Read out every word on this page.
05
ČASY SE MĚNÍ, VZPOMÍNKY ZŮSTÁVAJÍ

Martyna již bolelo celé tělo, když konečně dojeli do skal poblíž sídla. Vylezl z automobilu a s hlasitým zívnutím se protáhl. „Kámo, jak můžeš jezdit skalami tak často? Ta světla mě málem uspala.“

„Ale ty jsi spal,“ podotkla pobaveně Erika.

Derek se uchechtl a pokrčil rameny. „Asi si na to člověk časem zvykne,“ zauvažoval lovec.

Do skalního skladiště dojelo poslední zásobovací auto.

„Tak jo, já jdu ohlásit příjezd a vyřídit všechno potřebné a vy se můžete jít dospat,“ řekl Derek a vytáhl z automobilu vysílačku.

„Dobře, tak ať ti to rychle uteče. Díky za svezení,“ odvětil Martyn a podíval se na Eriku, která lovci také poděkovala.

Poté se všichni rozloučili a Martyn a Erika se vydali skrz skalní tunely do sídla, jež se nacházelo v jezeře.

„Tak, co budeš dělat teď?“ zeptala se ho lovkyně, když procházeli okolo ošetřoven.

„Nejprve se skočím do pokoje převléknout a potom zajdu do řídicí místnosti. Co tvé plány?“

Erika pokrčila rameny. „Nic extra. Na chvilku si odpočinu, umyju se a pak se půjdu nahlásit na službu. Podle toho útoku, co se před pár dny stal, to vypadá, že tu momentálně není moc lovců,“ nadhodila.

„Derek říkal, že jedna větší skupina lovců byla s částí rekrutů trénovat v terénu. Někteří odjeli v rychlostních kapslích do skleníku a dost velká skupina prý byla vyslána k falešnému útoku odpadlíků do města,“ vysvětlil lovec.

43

━━━━━━━━━━

All of the material above needs to be retyped word for word.

▶ **REPLY TO THE TASK**:
Read out every word on this page.
05
ČASY SE MĚNÍ, VZPOMÍNKY ZŮSTÁVAJÍ

Martyna již bolelo celé tělo, když konečně dojeli do skal poblíž sídla. Vylezl z automobilu a s hlasitým zívnutím se protáhl. „Kámo, jak můžeš jezdit skalami tak často? Ta světla mě málem uspala.“

„Ale ty jsi spal,“ podotkla pobaveně Erika.

Derek se uchechtl a pokrčil rameny. „Asi si na to člověk časem zvykne,“ zauvažoval lovec.

Do skalního skladiště dojelo poslední zásobovací auto.

„Tak jo, já jdu ohlásit příjezd a vyřídit všechno potřebné a vy se můžete jít dospat,“ řekl Derek a vytáhl z automobilu vysílačku.

„Dobře, tak ať ti to rychle uteče. Díky za svezení,“ odvětil Martyn a podíval se na Eriku, která lovci také poděkovala.

Poté se všichni rozloučili a Martyn a Erika se vydali skrz skalní tunely do sídla, jež se nacházelo v jezeře.

„Tak, co budeš dělat teď?“ zeptala se ho lovkyně, když procházeli okolo ošetřoven.

„Nejprve se skočím do pokoje převléknout a potom zajdu do řídicí místnosti. Co tvé plány?“

Erika pokrčila rameny. „Nic extra. Na chvilku si odpočinu, umyju se a pak se půjdu nahlásit na službu. Podle toho útoku, co se před pár dny stal, to vypadá, že tu momentálně není moc lovců,“ nadhodila.

„Derek říkal, že jedna větší skupina lovců byla s částí rekrutů trénovat v terénu. Někteří odjeli v rychlostních kapslích do skleníku a dost velká skupina prý byla vyslána k falešnému útoku odpadlíků do města,“ vysvětlil lovec.

43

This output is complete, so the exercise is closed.